Task data ->

· · ·

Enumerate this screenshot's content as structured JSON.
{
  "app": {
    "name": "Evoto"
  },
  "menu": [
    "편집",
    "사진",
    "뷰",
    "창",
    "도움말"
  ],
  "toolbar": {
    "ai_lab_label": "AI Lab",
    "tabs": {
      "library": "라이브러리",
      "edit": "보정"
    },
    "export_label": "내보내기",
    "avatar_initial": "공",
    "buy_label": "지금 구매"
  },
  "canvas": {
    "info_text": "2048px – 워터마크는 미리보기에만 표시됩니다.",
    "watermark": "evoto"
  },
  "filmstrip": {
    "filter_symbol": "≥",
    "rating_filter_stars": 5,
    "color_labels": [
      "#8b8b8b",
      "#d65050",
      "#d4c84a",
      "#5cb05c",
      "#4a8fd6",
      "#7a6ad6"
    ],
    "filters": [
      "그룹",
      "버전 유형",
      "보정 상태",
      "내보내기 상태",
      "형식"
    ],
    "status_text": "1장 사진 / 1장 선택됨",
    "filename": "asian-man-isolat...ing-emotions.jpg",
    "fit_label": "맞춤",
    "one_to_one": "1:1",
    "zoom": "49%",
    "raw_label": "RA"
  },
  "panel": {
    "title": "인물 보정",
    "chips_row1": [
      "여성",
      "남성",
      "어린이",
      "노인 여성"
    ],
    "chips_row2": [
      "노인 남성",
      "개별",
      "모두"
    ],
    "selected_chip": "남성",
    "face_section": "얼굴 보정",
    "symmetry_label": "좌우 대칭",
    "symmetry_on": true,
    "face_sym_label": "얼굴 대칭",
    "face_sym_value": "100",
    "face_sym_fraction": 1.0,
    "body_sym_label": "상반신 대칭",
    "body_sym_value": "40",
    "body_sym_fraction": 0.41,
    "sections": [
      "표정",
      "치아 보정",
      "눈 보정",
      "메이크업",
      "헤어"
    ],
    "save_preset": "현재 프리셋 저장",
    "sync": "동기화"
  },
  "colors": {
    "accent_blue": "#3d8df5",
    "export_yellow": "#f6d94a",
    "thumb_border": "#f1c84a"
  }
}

· · ·

Transcribe every entry exactly, omitting nothing.

Problem solution ->
Enumerate this screenshot's content as structured JSON.
{
  "app": {
    "name": "Evoto"
  },
  "menu": [
    "편집",
    "사진",
    "뷰",
    "창",
    "도움말"
  ],
  "toolbar": {
    "ai_lab_label": "AI Lab",
    "tabs": {
      "library": "라이브러리",
      "edit": "보정"
    },
    "export_label": "내보내기",
    "avatar_initial": "공",
    "buy_label": "지금 구매"
  },
  "canvas": {
    "info_text": "2048px – 워터마크는 미리보기에만 표시됩니다.",
    "watermark": "evoto"
  },
  "filmstrip": {
    "filter_symbol": "≥",
    "rating_filter_stars": 5,
    "color_labels": [
      "#8b8b8b",
      "#d65050",
      "#d4c84a",
      "#5cb05c",
      "#4a8fd6",
      "#7a6ad6"
    ],
    "filters": [
      "그룹",
      "버전 유형",
      "보정 상태",
      "내보내기 상태",
      "형식"
    ],
    "status_text": "1장 사진 / 1장 선택됨",
    "filename": "asian-man-isolat...ing-emotions.jpg",
    "fit_label": "맞춤",
    "one_to_one": "1:1",
    "zoom": "49%",
    "raw_label": "RA"
  },
  "panel": {
    "title": "인물 보정",
    "chips_row1": [
      "여성",
      "남성",
      "어린이",
      "노인 여성"
    ],
    "chips_row2": [
      "노인 남성",
      "개별",
      "모두"
    ],
    "selected_chip": "남성",
    "face_section": "얼굴 보정",
    "symmetry_label": "좌우 대칭",
    "symmetry_on": true,
    "face_sym_label": "얼굴 대칭",
    "face_sym_value": "100",
    "face_sym_fraction": 1.0,
    "body_sym_label": "상반신 대칭",
    "body_sym_value": "40",
    "body_sym_fraction": 0.41,
    "sections": [
      "표정",
      "치아 보정",
      "눈 보정",
      "메이크업",
      "헤어"
    ],
    "save_preset": "현재 프리셋 저장",
    "sync": "동기화"
  },
  "colors": {
    "accent_blue": "#3d8df5",
    "export_yellow": "#f6d94a",
    "thumb_border": "#f1c84a"
  }
}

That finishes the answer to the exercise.